▶ The problem
State how many lines of the data contain the word "исключением", and write nothing besides the number.

Start of Task data

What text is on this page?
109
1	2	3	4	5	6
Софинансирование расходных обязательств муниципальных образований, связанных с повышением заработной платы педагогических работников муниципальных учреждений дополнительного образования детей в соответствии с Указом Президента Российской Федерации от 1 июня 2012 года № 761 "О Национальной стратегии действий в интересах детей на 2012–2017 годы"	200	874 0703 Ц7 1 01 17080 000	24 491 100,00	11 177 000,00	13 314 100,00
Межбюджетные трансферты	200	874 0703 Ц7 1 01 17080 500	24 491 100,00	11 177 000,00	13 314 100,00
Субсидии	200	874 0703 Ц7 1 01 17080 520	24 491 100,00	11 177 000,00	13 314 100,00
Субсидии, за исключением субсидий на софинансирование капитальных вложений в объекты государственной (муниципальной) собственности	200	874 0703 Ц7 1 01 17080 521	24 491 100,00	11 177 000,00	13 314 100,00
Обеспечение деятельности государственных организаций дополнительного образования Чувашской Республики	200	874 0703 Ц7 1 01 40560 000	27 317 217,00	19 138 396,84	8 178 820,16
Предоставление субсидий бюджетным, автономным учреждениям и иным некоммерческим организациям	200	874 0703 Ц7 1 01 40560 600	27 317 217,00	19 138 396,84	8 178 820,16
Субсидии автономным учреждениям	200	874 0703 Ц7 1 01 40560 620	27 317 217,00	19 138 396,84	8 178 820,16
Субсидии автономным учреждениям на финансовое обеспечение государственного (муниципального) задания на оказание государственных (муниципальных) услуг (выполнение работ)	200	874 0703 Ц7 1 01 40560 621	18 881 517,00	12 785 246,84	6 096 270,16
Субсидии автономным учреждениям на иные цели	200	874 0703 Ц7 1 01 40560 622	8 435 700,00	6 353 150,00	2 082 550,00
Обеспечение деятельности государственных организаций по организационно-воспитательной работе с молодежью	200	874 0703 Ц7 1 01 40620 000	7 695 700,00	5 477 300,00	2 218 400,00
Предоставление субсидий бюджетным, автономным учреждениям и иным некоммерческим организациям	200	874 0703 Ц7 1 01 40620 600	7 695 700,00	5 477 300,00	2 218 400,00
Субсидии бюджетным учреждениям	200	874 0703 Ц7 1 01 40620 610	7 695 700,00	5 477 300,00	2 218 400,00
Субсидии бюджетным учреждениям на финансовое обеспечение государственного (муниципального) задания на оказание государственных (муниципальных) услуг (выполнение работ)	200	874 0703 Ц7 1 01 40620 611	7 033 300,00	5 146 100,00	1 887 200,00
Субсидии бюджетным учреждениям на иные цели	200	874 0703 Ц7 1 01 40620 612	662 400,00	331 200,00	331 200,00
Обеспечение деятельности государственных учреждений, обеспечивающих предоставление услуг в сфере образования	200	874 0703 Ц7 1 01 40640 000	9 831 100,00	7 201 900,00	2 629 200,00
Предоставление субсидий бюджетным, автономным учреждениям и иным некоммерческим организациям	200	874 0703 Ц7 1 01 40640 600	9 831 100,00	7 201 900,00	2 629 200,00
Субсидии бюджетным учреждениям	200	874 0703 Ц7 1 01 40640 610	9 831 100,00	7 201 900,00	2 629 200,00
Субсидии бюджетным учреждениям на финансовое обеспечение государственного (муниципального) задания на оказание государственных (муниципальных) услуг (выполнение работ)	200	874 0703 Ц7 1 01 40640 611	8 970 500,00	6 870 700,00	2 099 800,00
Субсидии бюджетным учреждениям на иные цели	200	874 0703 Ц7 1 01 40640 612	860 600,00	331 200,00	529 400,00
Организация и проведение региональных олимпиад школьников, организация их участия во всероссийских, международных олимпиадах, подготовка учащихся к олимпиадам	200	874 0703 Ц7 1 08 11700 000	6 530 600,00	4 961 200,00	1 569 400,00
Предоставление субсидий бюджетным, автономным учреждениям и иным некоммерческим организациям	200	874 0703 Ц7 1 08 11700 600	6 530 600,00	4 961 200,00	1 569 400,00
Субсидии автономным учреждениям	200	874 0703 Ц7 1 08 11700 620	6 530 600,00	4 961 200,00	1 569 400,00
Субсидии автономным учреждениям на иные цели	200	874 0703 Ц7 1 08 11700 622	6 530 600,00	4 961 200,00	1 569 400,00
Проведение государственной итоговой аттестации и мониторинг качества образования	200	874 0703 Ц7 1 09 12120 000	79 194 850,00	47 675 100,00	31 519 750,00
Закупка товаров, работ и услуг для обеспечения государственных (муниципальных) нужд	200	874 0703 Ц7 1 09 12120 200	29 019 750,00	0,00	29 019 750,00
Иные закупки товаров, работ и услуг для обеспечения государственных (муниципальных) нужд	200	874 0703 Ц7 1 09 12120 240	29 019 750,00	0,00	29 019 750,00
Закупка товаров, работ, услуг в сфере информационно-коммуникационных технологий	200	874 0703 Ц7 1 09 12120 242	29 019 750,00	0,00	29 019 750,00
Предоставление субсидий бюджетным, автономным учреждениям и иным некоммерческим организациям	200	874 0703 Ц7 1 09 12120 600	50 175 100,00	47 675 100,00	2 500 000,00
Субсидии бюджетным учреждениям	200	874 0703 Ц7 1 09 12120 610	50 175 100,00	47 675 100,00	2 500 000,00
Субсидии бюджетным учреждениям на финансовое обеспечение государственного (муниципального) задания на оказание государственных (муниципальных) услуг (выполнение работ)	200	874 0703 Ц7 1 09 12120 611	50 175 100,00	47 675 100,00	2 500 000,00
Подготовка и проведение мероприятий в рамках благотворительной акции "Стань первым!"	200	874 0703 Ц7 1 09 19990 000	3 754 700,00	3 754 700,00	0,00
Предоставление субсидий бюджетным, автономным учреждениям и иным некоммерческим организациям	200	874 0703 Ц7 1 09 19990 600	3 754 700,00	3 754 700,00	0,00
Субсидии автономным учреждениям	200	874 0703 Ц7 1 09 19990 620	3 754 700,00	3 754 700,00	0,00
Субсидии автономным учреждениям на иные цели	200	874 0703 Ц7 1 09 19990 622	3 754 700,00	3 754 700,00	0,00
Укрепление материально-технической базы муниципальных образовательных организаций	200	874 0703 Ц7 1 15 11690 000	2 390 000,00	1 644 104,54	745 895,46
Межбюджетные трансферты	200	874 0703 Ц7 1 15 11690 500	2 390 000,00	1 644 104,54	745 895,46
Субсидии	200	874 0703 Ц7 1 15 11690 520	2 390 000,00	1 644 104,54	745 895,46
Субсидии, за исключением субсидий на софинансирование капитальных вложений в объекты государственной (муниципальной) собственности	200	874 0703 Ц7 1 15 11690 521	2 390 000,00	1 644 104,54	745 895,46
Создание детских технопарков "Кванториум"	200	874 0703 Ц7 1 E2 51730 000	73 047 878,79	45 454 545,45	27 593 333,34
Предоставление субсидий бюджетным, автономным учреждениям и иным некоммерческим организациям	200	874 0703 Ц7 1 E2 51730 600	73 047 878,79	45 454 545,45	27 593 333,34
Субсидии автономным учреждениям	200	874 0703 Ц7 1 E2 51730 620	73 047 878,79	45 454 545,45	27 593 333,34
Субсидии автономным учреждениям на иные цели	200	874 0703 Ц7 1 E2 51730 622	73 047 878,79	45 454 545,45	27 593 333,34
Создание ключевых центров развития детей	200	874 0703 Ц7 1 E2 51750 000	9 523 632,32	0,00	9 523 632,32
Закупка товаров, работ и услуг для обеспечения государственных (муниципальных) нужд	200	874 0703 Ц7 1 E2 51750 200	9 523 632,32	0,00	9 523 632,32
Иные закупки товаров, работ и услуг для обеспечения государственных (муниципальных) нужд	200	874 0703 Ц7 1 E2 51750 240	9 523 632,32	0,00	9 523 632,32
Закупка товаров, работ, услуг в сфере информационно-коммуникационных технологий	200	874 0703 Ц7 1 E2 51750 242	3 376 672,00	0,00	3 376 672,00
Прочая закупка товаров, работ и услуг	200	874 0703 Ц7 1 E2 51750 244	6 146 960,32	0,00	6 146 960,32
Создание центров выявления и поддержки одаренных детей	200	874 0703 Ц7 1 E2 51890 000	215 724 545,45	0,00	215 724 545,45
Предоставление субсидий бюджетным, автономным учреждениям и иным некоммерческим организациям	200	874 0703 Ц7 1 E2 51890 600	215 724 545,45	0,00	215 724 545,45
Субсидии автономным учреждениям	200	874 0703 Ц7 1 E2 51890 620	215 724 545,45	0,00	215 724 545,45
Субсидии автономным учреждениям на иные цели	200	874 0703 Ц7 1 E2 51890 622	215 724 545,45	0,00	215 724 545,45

End of Task data

▶ Task response
2